> **TASK**: Keep the pictures out of the copy and print all the entries below exactly.

========

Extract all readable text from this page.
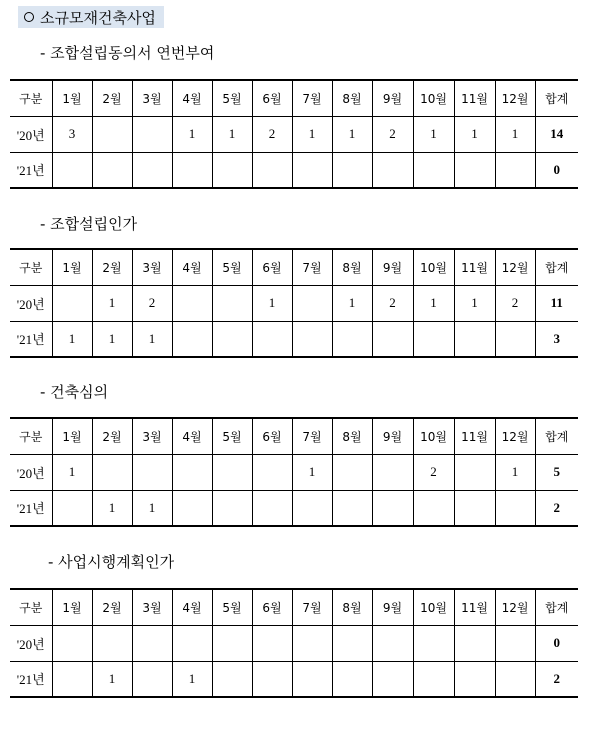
소규모재건축사업
- 조합설립동의서 연번부여
구분	1월	2월	3월	4월	5월	6월	7월	8월	9월	10월	11월	12월	합계
'20년	3			1	1	2	1	1	2	1	1	1	14
'21년													0
- 조합설립인가
구분	1월	2월	3월	4월	5월	6월	7월	8월	9월	10월	11월	12월	합계
'20년		1	2			1		1	2	1	1	2	11
'21년	1	1	1										3
- 건축심의
구분	1월	2월	3월	4월	5월	6월	7월	8월	9월	10월	11월	12월	합계
'20년	1						1			2		1	5
'21년		1	1										2
- 사업시행계획인가
구분	1월	2월	3월	4월	5월	6월	7월	8월	9월	10월	11월	12월	합계
'20년													0
'21년		1		1									2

========

> **FINISHED TASK**:
Extract all readable text from this page.
소규모재건축사업
- 조합설립동의서 연번부여
구분	1월	2월	3월	4월	5월	6월	7월	8월	9월	10월	11월	12월	합계
'20년	3			1	1	2	1	1	2	1	1	1	14
'21년													0
- 조합설립인가
구분	1월	2월	3월	4월	5월	6월	7월	8월	9월	10월	11월	12월	합계
'20년		1	2			1		1	2	1	1	2	11
'21년	1	1	1										3
- 건축심의
구분	1월	2월	3월	4월	5월	6월	7월	8월	9월	10월	11월	12월	합계
'20년	1						1			2		1	5
'21년		1	1										2
- 사업시행계획인가
구분	1월	2월	3월	4월	5월	6월	7월	8월	9월	10월	11월	12월	합계
'20년													0
'21년		1		1									2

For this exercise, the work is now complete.